§ WHAT TO WORK ON:
Print out each entry below exactly, please.

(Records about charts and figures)
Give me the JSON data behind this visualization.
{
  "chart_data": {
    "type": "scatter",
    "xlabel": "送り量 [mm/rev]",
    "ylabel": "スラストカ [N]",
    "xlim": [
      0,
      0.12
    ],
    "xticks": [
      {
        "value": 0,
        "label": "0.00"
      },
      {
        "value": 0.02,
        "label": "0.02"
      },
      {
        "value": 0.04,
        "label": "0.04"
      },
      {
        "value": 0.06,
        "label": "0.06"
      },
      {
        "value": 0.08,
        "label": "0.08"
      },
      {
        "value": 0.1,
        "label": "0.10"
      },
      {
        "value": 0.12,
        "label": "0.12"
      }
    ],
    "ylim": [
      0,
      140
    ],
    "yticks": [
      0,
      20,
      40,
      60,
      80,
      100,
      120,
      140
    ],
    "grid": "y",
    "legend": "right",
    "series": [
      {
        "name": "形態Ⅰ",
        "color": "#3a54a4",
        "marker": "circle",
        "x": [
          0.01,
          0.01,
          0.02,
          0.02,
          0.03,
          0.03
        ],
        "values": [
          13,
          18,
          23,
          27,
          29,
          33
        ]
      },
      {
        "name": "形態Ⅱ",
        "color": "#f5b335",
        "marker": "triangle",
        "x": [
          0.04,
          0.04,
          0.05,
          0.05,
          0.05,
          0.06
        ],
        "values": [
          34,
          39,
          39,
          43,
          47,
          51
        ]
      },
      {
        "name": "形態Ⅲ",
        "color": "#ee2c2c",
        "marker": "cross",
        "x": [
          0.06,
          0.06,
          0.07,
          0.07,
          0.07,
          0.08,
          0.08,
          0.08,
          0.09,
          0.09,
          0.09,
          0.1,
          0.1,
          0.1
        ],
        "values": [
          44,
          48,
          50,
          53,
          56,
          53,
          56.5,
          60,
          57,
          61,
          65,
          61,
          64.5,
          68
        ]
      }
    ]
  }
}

§ SOLUTION FOR THIS TASK:
Give me the JSON data behind this visualization.
{
  "chart_data": {
    "type": "scatter",
    "xlabel": "送り量 [mm/rev]",
    "ylabel": "スラストカ [N]",
    "xlim": [
      0,
      0.12
    ],
    "xticks": [
      {
        "value": 0,
        "label": "0.00"
      },
      {
        "value": 0.02,
        "label": "0.02"
      },
      {
        "value": 0.04,
        "label": "0.04"
      },
      {
        "value": 0.06,
        "label": "0.06"
      },
      {
        "value": 0.08,
        "label": "0.08"
      },
      {
        "value": 0.1,
        "label": "0.10"
      },
      {
        "value": 0.12,
        "label": "0.12"
      }
    ],
    "ylim": [
      0,
      140
    ],
    "yticks": [
      0,
      20,
      40,
      60,
      80,
      100,
      120,
      140
    ],
    "grid": "y",
    "legend": "right",
    "series": [
      {
        "name": "形態Ⅰ",
        "color": "#3a54a4",
        "marker": "circle",
        "x": [
          0.01,
          0.01,
          0.02,
          0.02,
          0.03,
          0.03
        ],
        "values": [
          13,
          18,
          23,
          27,
          29,
          33
        ]
      },
      {
        "name": "形態Ⅱ",
        "color": "#f5b335",
        "marker": "triangle",
        "x": [
          0.04,
          0.04,
          0.05,
          0.05,
          0.05,
          0.06
        ],
        "values": [
          34,
          39,
          39,
          43,
          47,
          51
        ]
      },
      {
        "name": "形態Ⅲ",
        "color": "#ee2c2c",
        "marker": "cross",
        "x": [
          0.06,
          0.06,
          0.07,
          0.07,
          0.07,
          0.08,
          0.08,
          0.08,
          0.09,
          0.09,
          0.09,
          0.1,
          0.1,
          0.1
        ],
        "values": [
          44,
          48,
          50,
          53,
          56,
          53,
          56.5,
          60,
          57,
          61,
          65,
          61,
          64.5,
          68
        ]
      }
    ]
  }
}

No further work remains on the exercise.